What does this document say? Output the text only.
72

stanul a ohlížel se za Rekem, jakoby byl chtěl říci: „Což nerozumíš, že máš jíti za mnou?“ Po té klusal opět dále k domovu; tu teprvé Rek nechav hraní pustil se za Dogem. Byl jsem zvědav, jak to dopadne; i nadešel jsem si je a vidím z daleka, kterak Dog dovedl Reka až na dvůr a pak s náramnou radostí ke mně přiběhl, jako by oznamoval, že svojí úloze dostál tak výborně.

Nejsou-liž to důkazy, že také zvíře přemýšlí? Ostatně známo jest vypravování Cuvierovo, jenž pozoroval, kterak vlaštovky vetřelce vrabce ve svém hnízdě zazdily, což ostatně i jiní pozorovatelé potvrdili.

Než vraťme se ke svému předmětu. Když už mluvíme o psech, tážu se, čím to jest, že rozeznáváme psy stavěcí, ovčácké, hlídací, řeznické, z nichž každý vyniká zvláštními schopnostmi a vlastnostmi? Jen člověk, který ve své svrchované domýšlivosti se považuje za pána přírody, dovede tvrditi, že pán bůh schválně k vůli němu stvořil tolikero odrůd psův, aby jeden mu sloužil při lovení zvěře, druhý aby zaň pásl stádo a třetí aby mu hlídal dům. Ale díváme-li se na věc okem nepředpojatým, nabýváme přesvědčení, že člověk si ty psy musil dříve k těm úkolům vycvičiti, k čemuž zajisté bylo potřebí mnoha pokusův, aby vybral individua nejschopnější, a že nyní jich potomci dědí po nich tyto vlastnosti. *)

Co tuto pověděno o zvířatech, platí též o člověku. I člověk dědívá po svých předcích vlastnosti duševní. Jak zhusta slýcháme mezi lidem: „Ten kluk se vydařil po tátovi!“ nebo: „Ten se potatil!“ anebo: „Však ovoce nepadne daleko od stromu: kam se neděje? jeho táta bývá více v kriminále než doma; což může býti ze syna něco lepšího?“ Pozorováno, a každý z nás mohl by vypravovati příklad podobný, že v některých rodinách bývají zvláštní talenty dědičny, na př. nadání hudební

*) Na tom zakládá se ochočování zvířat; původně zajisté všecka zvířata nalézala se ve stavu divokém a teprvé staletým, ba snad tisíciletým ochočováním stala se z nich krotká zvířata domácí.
------------------------------------------------
▶ GOAL: In the listing above, how many lines hold the word "člověk"? Give the number and nothing more.

▶ SOLVED PROBLEM: 2